* _SUPPLIED MATERIAL_
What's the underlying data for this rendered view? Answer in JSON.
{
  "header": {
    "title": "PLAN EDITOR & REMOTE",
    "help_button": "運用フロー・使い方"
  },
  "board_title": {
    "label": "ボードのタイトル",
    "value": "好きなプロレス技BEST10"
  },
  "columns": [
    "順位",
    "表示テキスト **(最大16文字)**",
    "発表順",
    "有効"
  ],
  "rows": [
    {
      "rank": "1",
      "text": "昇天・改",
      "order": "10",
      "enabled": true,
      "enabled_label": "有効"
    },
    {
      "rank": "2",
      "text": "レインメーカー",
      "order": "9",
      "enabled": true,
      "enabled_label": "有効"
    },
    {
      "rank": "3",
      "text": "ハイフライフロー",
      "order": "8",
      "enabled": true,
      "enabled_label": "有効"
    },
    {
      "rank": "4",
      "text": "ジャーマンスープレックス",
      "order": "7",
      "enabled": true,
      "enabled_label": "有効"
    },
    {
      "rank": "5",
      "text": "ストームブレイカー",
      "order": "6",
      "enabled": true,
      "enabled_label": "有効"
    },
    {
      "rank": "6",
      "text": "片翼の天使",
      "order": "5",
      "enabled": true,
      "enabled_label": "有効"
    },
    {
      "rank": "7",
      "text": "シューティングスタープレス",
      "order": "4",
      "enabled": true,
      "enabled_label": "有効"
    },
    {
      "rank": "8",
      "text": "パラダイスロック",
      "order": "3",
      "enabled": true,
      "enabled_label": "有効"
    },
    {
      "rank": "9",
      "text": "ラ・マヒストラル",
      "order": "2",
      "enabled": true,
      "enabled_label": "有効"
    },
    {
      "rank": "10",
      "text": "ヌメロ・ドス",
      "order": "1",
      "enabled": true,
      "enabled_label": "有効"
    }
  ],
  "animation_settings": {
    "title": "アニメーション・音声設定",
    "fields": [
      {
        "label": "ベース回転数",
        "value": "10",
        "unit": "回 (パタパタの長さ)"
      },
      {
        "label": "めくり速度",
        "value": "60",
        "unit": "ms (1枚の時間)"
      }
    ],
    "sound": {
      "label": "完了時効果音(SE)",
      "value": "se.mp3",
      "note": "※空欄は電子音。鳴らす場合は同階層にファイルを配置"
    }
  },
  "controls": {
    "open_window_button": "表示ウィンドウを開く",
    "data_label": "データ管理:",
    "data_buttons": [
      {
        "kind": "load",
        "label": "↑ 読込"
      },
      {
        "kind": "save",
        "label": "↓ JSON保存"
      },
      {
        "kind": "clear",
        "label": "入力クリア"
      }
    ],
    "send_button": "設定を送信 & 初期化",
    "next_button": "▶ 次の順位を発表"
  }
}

* _SET EXERCISE_
Write out the entries above word for word.

* _SOLUTION FOR THIS PROBLEM_
What's the underlying data for this rendered view? Answer in JSON.
{
  "header": {
    "title": "PLAN EDITOR & REMOTE",
    "help_button": "運用フロー・使い方"
  },
  "board_title": {
    "label": "ボードのタイトル",
    "value": "好きなプロレス技BEST10"
  },
  "columns": [
    "順位",
    "表示テキスト **(最大16文字)**",
    "発表順",
    "有効"
  ],
  "rows": [
    {
      "rank": "1",
      "text": "昇天・改",
      "order": "10",
      "enabled": true,
      "enabled_label": "有効"
    },
    {
      "rank": "2",
      "text": "レインメーカー",
      "order": "9",
      "enabled": true,
      "enabled_label": "有効"
    },
    {
      "rank": "3",
      "text": "ハイフライフロー",
      "order": "8",
      "enabled": true,
      "enabled_label": "有効"
    },
    {
      "rank": "4",
      "text": "ジャーマンスープレックス",
      "order": "7",
      "enabled": true,
      "enabled_label": "有効"
    },
    {
      "rank": "5",
      "text": "ストームブレイカー",
      "order": "6",
      "enabled": true,
      "enabled_label": "有効"
    },
    {
      "rank": "6",
      "text": "片翼の天使",
      "order": "5",
      "enabled": true,
      "enabled_label": "有効"
    },
    {
      "rank": "7",
      "text": "シューティングスタープレス",
      "order": "4",
      "enabled": true,
      "enabled_label": "有効"
    },
    {
      "rank": "8",
      "text": "パラダイスロック",
      "order": "3",
      "enabled": true,
      "enabled_label": "有効"
    },
    {
      "rank": "9",
      "text": "ラ・マヒストラル",
      "order": "2",
      "enabled": true,
      "enabled_label": "有効"
    },
    {
      "rank": "10",
      "text": "ヌメロ・ドス",
      "order": "1",
      "enabled": true,
      "enabled_label": "有効"
    }
  ],
  "animation_settings": {
    "title": "アニメーション・音声設定",
    "fields": [
      {
        "label": "ベース回転数",
        "value": "10",
        "unit": "回 (パタパタの長さ)"
      },
      {
        "label": "めくり速度",
        "value": "60",
        "unit": "ms (1枚の時間)"
      }
    ],
    "sound": {
      "label": "完了時効果音(SE)",
      "value": "se.mp3",
      "note": "※空欄は電子音。鳴らす場合は同階層にファイルを配置"
    }
  },
  "controls": {
    "open_window_button": "表示ウィンドウを開く",
    "data_label": "データ管理:",
    "data_buttons": [
      {
        "kind": "load",
        "label": "↑ 読込"
      },
      {
        "kind": "save",
        "label": "↓ JSON保存"
      },
      {
        "kind": "clear",
        "label": "入力クリア"
      }
    ],
    "send_button": "設定を送信 & 初期化",
    "next_button": "▶ 次の順位を発表"
  }
}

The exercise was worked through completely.